Source data
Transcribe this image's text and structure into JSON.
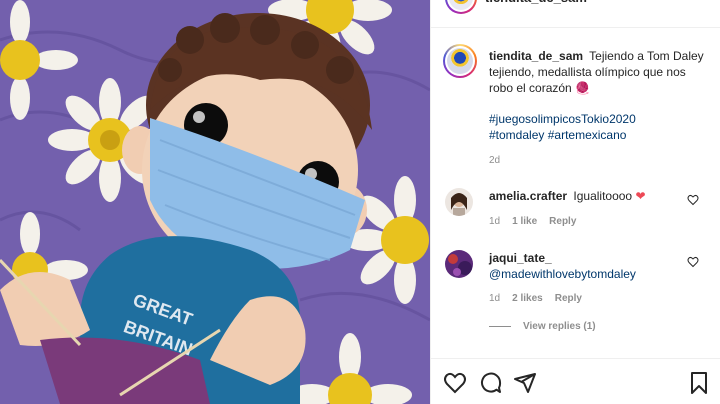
{
  "header": {
    "username": "tiendita_de_sam"
  },
  "caption": {
    "username": "tiendita_de_sam",
    "text": "Tejiendo a Tom Daley tejiendo, medallista olímpico que nos robo el corazón 🧶",
    "hashtags": [
      "#juegosolimpicosTokio2020",
      "#tomdaley",
      "#artemexicano"
    ],
    "time": "2d"
  },
  "comments": [
    {
      "username": "amelia.crafter",
      "text": "Igualitoooo",
      "emoji": "❤",
      "time": "1d",
      "likes": "1 like",
      "reply": "Reply"
    },
    {
      "username": "jaqui_tate_",
      "mention": "@madewithlovebytomdaley",
      "time": "1d",
      "likes": "2 likes",
      "reply": "Reply",
      "view_replies": "View replies (1)"
    }
  ],
  "colors": {
    "link": "#00376b",
    "meta": "#8e8e8e",
    "heart": "#ed4956"
  },
  "icons": [
    "like-icon",
    "comment-icon",
    "share-icon",
    "save-icon"
  ]
}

What you should do
Do not copy the pictures, but repeat every line exactly.

Answer to the task
Transcribe this image's text and structure into JSON.
{
  "header": {
    "username": "tiendita_de_sam"
  },
  "caption": {
    "username": "tiendita_de_sam",
    "text": "Tejiendo a Tom Daley tejiendo, medallista olímpico que nos robo el corazón 🧶",
    "hashtags": [
      "#juegosolimpicosTokio2020",
      "#tomdaley",
      "#artemexicano"
    ],
    "time": "2d"
  },
  "comments": [
    {
      "username": "amelia.crafter",
      "text": "Igualitoooo",
      "emoji": "❤",
      "time": "1d",
      "likes": "1 like",
      "reply": "Reply"
    },
    {
      "username": "jaqui_tate_",
      "mention": "@madewithlovebytomdaley",
      "time": "1d",
      "likes": "2 likes",
      "reply": "Reply",
      "view_replies": "View replies (1)"
    }
  ],
  "colors": {
    "link": "#00376b",
    "meta": "#8e8e8e",
    "heart": "#ed4956"
  },
  "icons": [
    "like-icon",
    "comment-icon",
    "share-icon",
    "save-icon"
  ]
}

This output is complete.